## AIM
Search the records for the line with "Give me a plain-text". Output that line and each line after it, exactly, and stop at the end; omit pictures.

## MATERIAL FOR THIS EXERCISE
__________________________________________________

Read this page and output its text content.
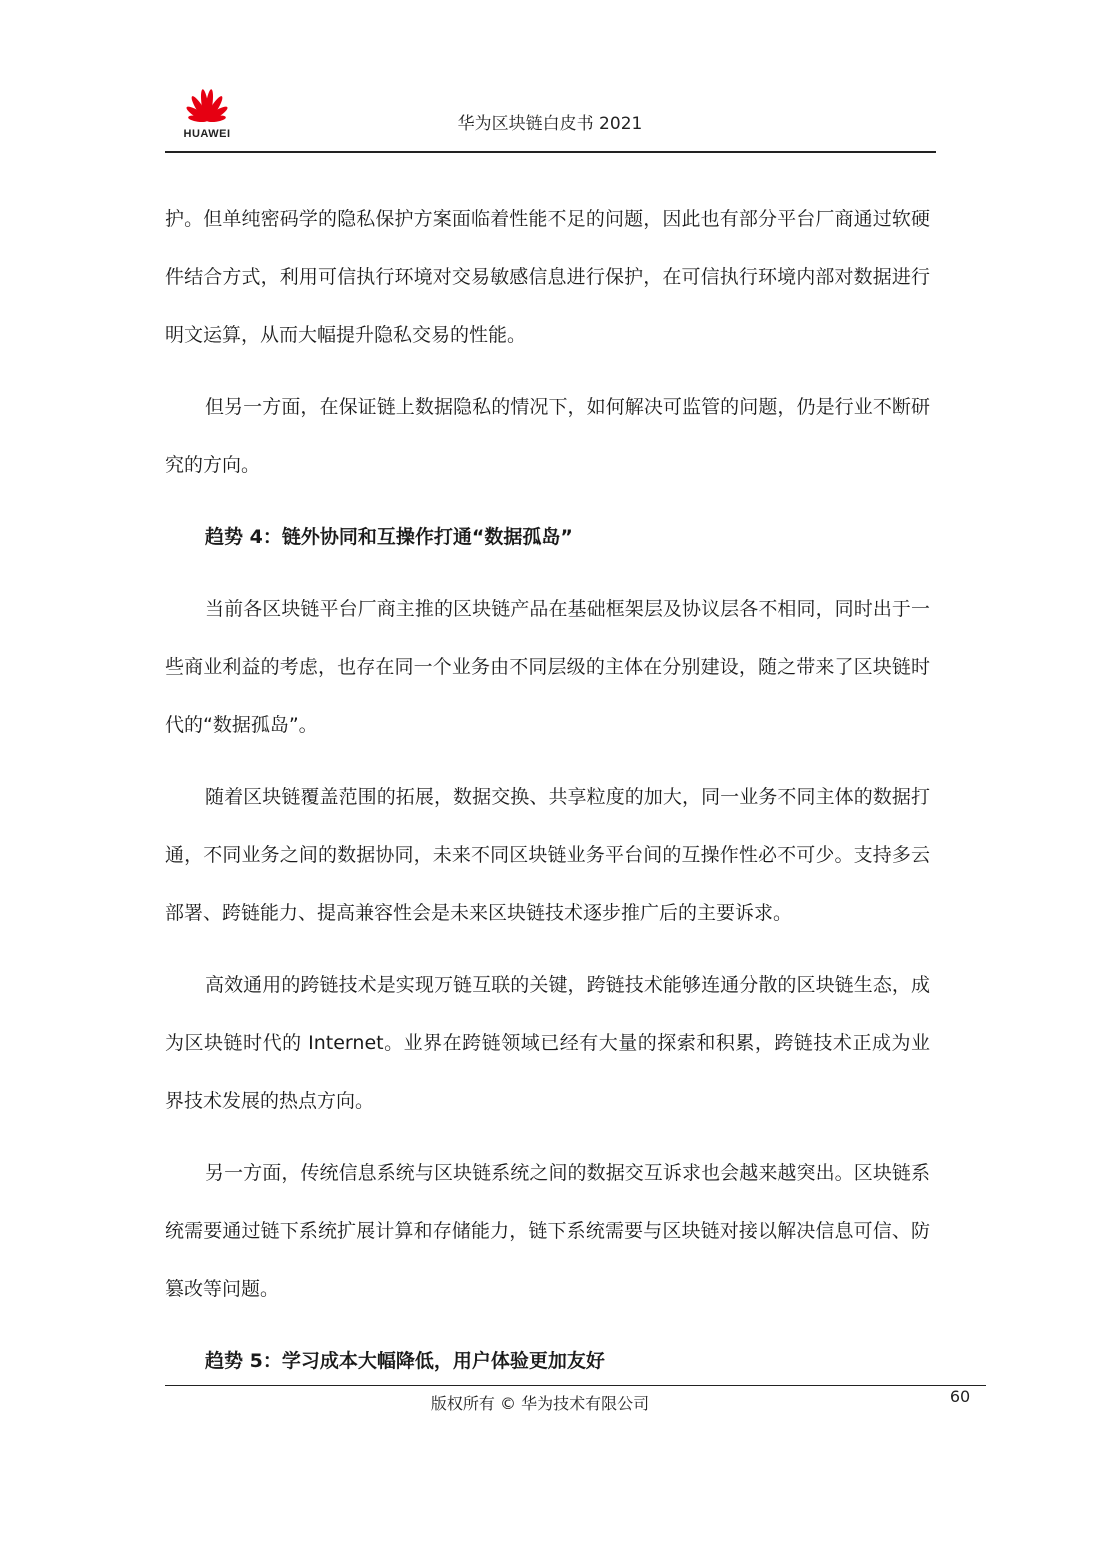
HUAWEI	华为区块链白皮书 2021

护。但单纯密码学的隐私保护方案面临着性能不足的问题，因此也有部分平台厂商通过软硬件结合方式，利用可信执行环境对交易敏感信息进行保护，在可信执行环境内部对数据进行明文运算，从而大幅提升隐私交易的性能。

但另一方面，在保证链上数据隐私的情况下，如何解决可监管的问题，仍是行业不断研究的方向。

趋势 4：链外协同和互操作打通“数据孤岛”

当前各区块链平台厂商主推的区块链产品在基础框架层及协议层各不相同，同时出于一些商业利益的考虑，也存在同一个业务由不同层级的主体在分别建设，随之带来了区块链时代的“数据孤岛”。

随着区块链覆盖范围的拓展，数据交换、共享粒度的加大，同一业务不同主体的数据打通，不同业务之间的数据协同，未来不同区块链业务平台间的互操作性必不可少。支持多云部署、跨链能力、提高兼容性会是未来区块链技术逐步推广后的主要诉求。

高效通用的跨链技术是实现万链互联的关键，跨链技术能够连通分散的区块链生态，成为区块链时代的 Internet。业界在跨链领域已经有大量的探索和积累，跨链技术正成为业界技术发展的热点方向。

另一方面，传统信息系统与区块链系统之间的数据交互诉求也会越来越突出。区块链系统需要通过链下系统扩展计算和存储能力，链下系统需要与区块链对接以解决信息可信、防篡改等问题。

趋势 5：学习成本大幅降低，用户体验更加友好

版权所有 © 华为技术有限公司	60
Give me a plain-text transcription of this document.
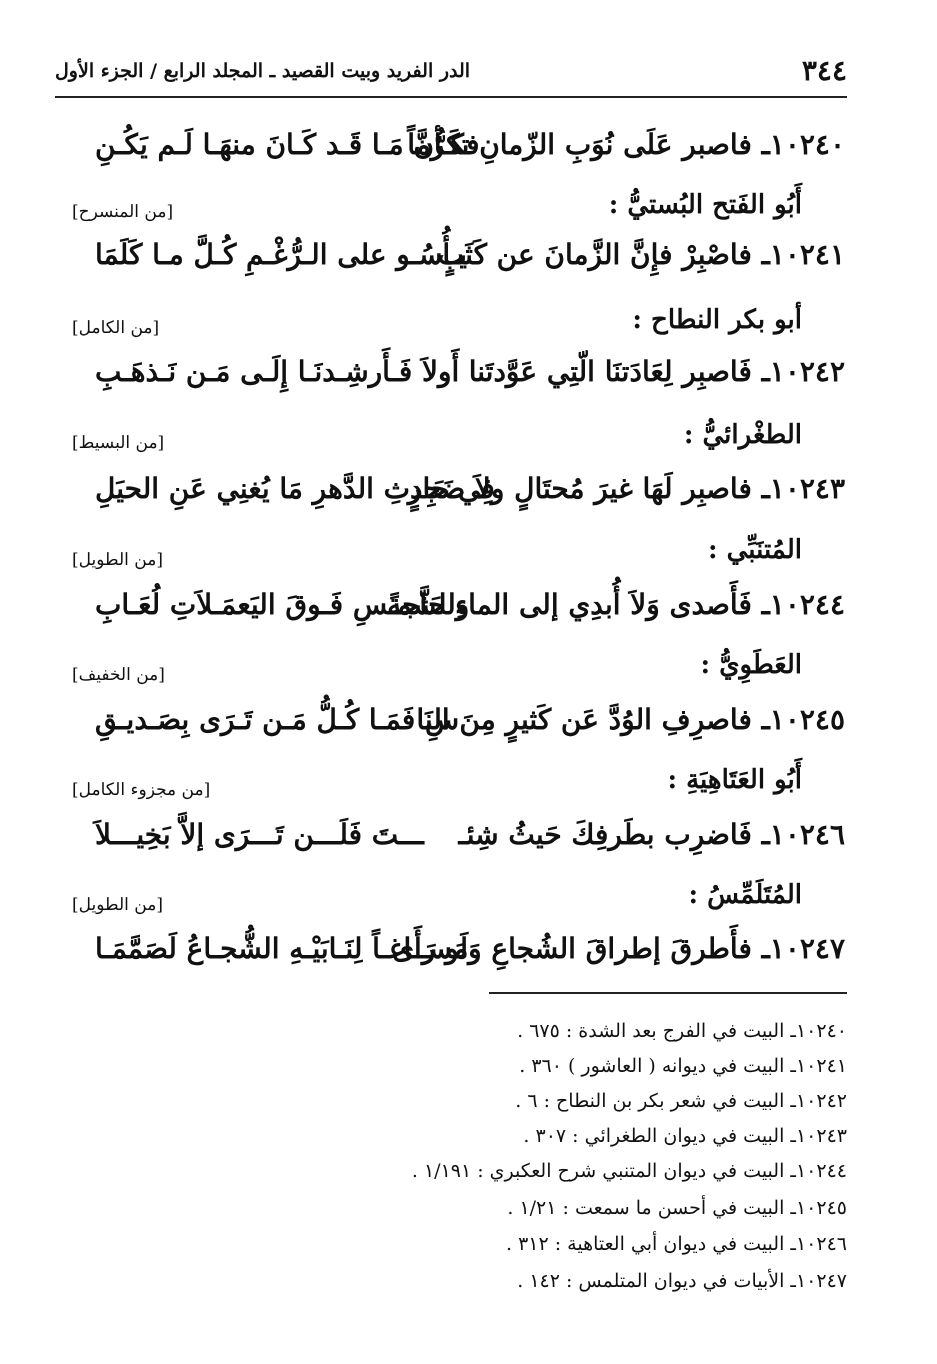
٣٤٤
الدر الفريد وبيت القصيد ـ المجلد الرابع / الجزء الأول
١٠٢٤٠ـ فاصبر عَلَى نُوَبِ الزّمانِ تكرُّماً
فكَـأنَّ مَـا قَـد كَـانَ منهَـا لَـم يَكُـنِ
أَبُو الفَتح البُستيُّ :
[من المنسرح]
١٠٢٤١ـ فاصْبِرْ فإِنَّ الزَّمانَ عن كَثَبٍ
يـأُسُـو على الـرُّغْـمِ كُـلَّ مـا كَلَمَا
أبو بكر النطاح :
[من الكامل]
١٠٢٤٢ـ فَاصبِر لِعَادَتنَا الّتِي عَوَّدتَنا
أَولاَ فَـأَرشِـدنَـا إِلَـى مَـن نَـذهَـبِ
الطغْرائيُّ :
[من البسيط]
١٠٢٤٣ـ فاصبِر لَهَا غيرَ مُحتَالٍ ولاَ ضَجِرٍ
فِي حَادثِ الدَّهرِ مَا يُغنِي عَنِ الحيَلِ
المُتنَبِّي :
[من الطويل]
١٠٢٤٤ـ فَأَصدى وَلاَ أُبدِي إلى الماءِ حَاجةً
وللشَّمـسِ فَـوقَ اليَعمَـلاَتِ لُعَـابِ
العَطَوِيُّ :
[من الخفيف]
١٠٢٤٥ـ فاصرِفِ الوُدَّ عَن كَثيرٍ مِنَ النَا
سِ فَمَـا كُـلُّ مَـن تَـرَى بِصَـديـقِ
أَبُو العَتَاهِيَةِ :
[من مجزوء الكامل]
١٠٢٤٦ـ فَاضرِب بطَرفِكَ حَيثُ شِئـ
ـــتَ فَلَـــن تَـــرَى إلاَّ بَخِيـــلاَ
المُتَلَمِّسُ :
[من الطويل]
١٠٢٤٧ـ فأَطرقَ إطراقَ الشُجاعِ وَلَو رَأَى
مَســاغـاً لِنَـابَيْـهِ الشُّجـاعُ لَصَمَّمَـا
١٠٢٤٠ـ البيت في الفرج بعد الشدة : ٦٧٥ .
١٠٢٤١ـ البيت في ديوانه ( العاشور ) ٣٦٠ .
١٠٢٤٢ـ البيت في شعر بكر بن النطاح : ٦ .
١٠٢٤٣ـ البيت في ديوان الطغرائي : ٣٠٧ .
١٠٢٤٤ـ البيت في ديوان المتنبي شرح العكبري : ١/١٩١ .
١٠٢٤٥ـ البيت في أحسن ما سمعت : ١/٢١ .
١٠٢٤٦ـ البيت في ديوان أبي العتاهية : ٣١٢ .
١٠٢٤٧ـ الأبيات في ديوان المتلمس : ١٤٢ .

__________________________________________________

## ANSWER TO THE PROBLEM
Give me a plain-text transcription of this document.
٣٤٤
الدر الفريد وبيت القصيد ـ المجلد الرابع / الجزء الأول
١٠٢٤٠ـ فاصبر عَلَى نُوَبِ الزّمانِ تكرُّماً
فكَـأنَّ مَـا قَـد كَـانَ منهَـا لَـم يَكُـنِ
أَبُو الفَتح البُستيُّ :
[من المنسرح]
١٠٢٤١ـ فاصْبِرْ فإِنَّ الزَّمانَ عن كَثَبٍ
يـأُسُـو على الـرُّغْـمِ كُـلَّ مـا كَلَمَا
أبو بكر النطاح :
[من الكامل]
١٠٢٤٢ـ فَاصبِر لِعَادَتنَا الّتِي عَوَّدتَنا
أَولاَ فَـأَرشِـدنَـا إِلَـى مَـن نَـذهَـبِ
الطغْرائيُّ :
[من البسيط]
١٠٢٤٣ـ فاصبِر لَهَا غيرَ مُحتَالٍ ولاَ ضَجِرٍ
فِي حَادثِ الدَّهرِ مَا يُغنِي عَنِ الحيَلِ
المُتنَبِّي :
[من الطويل]
١٠٢٤٤ـ فَأَصدى وَلاَ أُبدِي إلى الماءِ حَاجةً
وللشَّمـسِ فَـوقَ اليَعمَـلاَتِ لُعَـابِ
العَطَوِيُّ :
[من الخفيف]
١٠٢٤٥ـ فاصرِفِ الوُدَّ عَن كَثيرٍ مِنَ النَا
سِ فَمَـا كُـلُّ مَـن تَـرَى بِصَـديـقِ
أَبُو العَتَاهِيَةِ :
[من مجزوء الكامل]
١٠٢٤٦ـ فَاضرِب بطَرفِكَ حَيثُ شِئـ
ـــتَ فَلَـــن تَـــرَى إلاَّ بَخِيـــلاَ
المُتَلَمِّسُ :
[من الطويل]
١٠٢٤٧ـ فأَطرقَ إطراقَ الشُجاعِ وَلَو رَأَى
مَســاغـاً لِنَـابَيْـهِ الشُّجـاعُ لَصَمَّمَـا
١٠٢٤٠ـ البيت في الفرج بعد الشدة : ٦٧٥ .
١٠٢٤١ـ البيت في ديوانه ( العاشور ) ٣٦٠ .
١٠٢٤٢ـ البيت في شعر بكر بن النطاح : ٦ .
١٠٢٤٣ـ البيت في ديوان الطغرائي : ٣٠٧ .
١٠٢٤٤ـ البيت في ديوان المتنبي شرح العكبري : ١/١٩١ .
١٠٢٤٥ـ البيت في أحسن ما سمعت : ١/٢١ .
١٠٢٤٦ـ البيت في ديوان أبي العتاهية : ٣١٢ .
١٠٢٤٧ـ الأبيات في ديوان المتلمس : ١٤٢ .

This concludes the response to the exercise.